# REQUIREMENTS:
For every line in the records that has the word "done", make a copy.

# SUPPLIED RECORDS:
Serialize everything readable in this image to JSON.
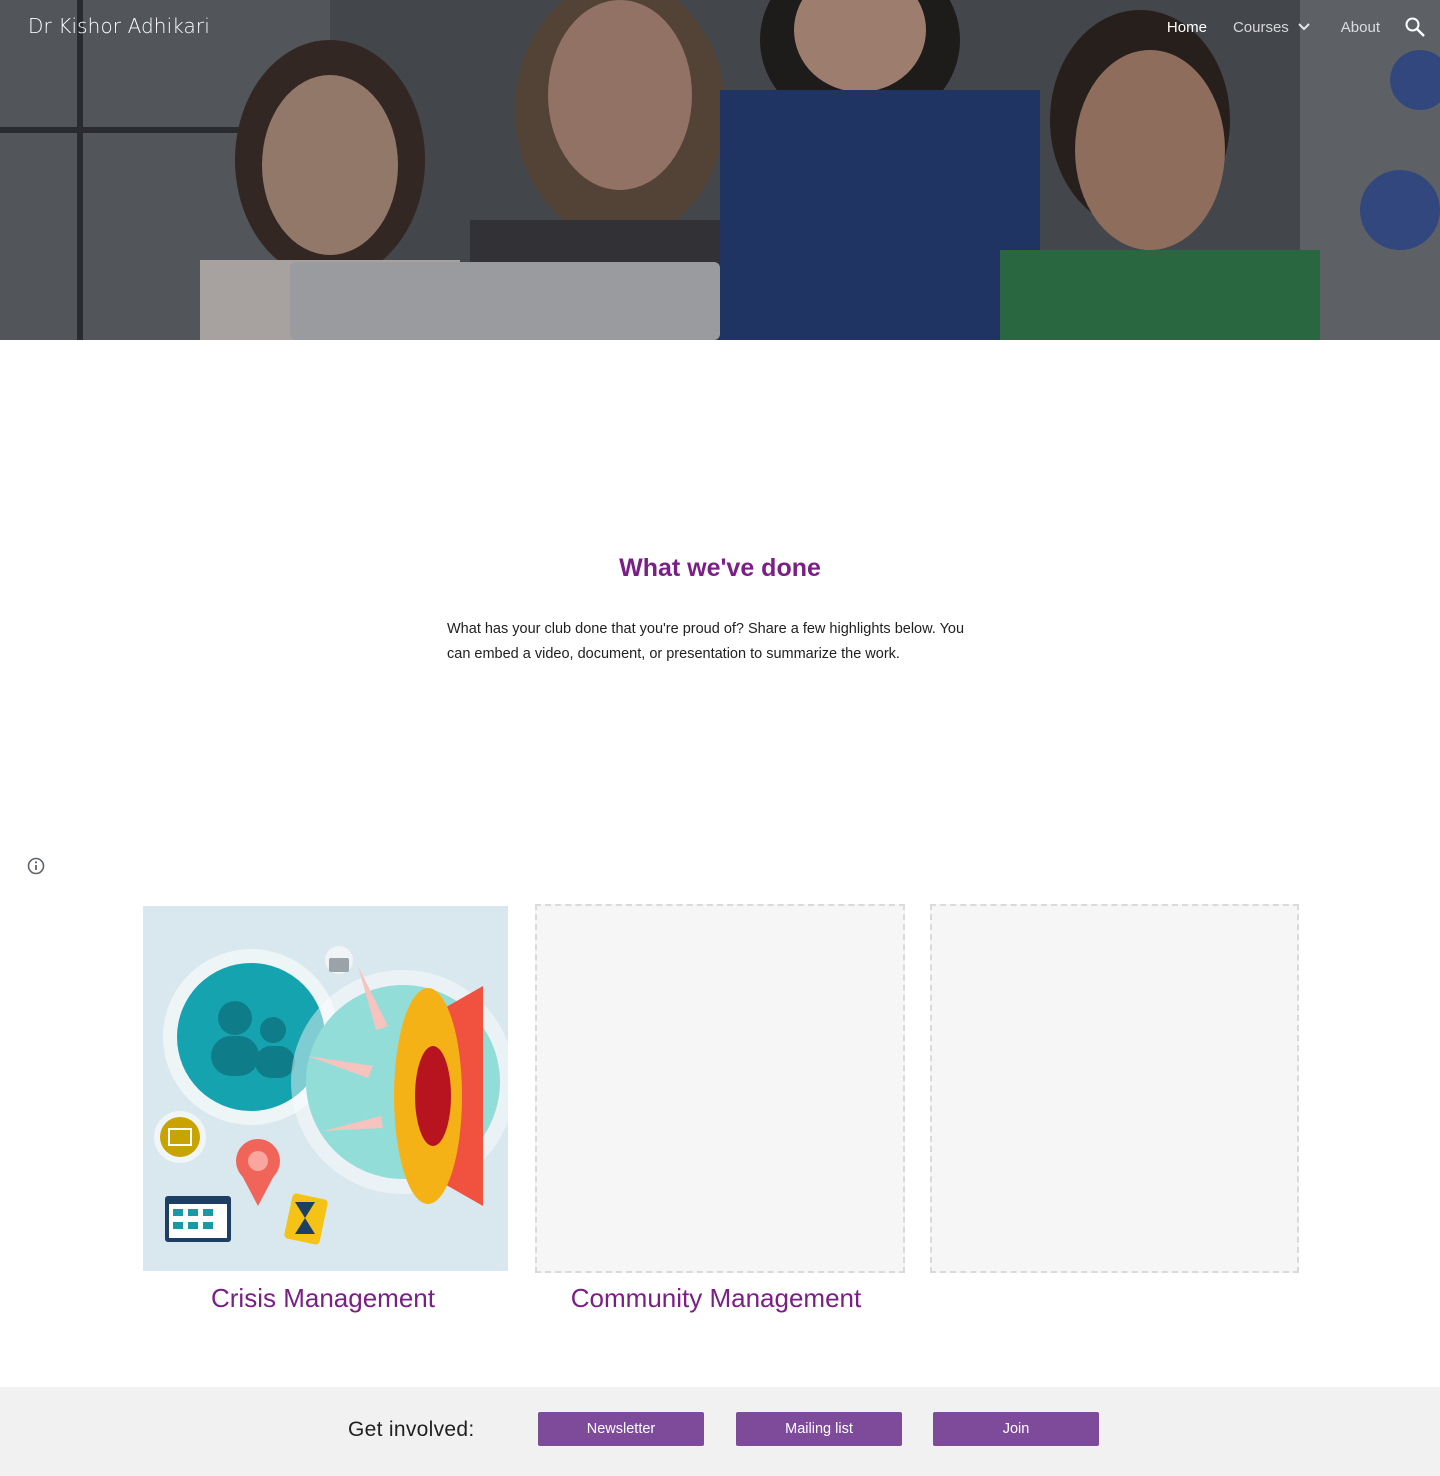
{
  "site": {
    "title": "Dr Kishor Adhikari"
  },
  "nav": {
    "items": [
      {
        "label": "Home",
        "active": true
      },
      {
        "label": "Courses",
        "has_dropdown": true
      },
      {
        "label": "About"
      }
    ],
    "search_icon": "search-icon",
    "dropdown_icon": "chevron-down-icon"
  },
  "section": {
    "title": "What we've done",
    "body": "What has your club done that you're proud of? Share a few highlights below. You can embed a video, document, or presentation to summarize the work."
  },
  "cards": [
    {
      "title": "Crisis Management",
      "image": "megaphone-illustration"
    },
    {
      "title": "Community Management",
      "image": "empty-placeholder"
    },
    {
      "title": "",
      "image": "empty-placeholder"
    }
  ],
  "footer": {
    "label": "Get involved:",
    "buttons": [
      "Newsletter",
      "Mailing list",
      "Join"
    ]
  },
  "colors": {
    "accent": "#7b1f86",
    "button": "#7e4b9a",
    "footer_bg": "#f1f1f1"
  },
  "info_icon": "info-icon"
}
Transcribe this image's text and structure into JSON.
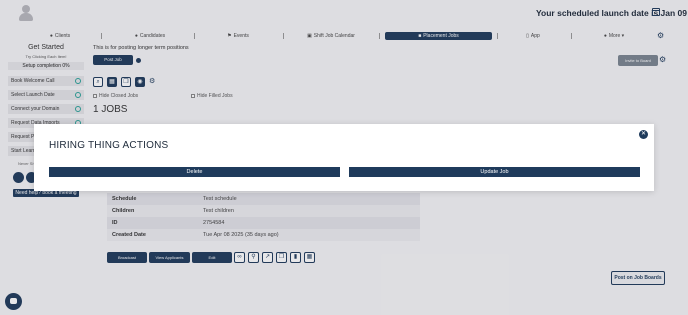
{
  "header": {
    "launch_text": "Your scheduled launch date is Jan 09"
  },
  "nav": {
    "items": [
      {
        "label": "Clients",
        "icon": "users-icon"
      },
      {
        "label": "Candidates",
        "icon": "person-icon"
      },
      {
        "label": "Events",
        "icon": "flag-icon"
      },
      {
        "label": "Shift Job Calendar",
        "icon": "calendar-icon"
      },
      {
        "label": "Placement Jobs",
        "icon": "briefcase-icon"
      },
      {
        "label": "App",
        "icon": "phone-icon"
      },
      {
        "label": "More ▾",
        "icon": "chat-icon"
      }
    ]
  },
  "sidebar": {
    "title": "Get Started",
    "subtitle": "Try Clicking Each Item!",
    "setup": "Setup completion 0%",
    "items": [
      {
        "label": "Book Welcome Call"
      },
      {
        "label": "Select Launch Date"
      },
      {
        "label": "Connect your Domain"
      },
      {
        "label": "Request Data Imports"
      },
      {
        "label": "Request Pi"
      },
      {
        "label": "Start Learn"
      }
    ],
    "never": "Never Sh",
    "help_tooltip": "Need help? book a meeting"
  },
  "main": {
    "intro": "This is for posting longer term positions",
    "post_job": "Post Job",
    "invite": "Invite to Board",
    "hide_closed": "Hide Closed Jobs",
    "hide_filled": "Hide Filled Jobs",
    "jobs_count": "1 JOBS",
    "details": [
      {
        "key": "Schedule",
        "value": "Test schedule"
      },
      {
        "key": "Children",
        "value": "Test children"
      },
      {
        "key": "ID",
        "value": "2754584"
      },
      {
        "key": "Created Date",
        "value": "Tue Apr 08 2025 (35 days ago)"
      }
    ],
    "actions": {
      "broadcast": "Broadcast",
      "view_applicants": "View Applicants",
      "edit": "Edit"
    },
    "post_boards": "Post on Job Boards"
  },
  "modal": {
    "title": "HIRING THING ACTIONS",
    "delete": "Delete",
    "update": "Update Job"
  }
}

# RESULT OF THE TASK:
    "title": "What we've done",
    "body": "What has your club done that you're proud of? Share a few highlights below. You can embed a video, document, or presentation to summarize the work."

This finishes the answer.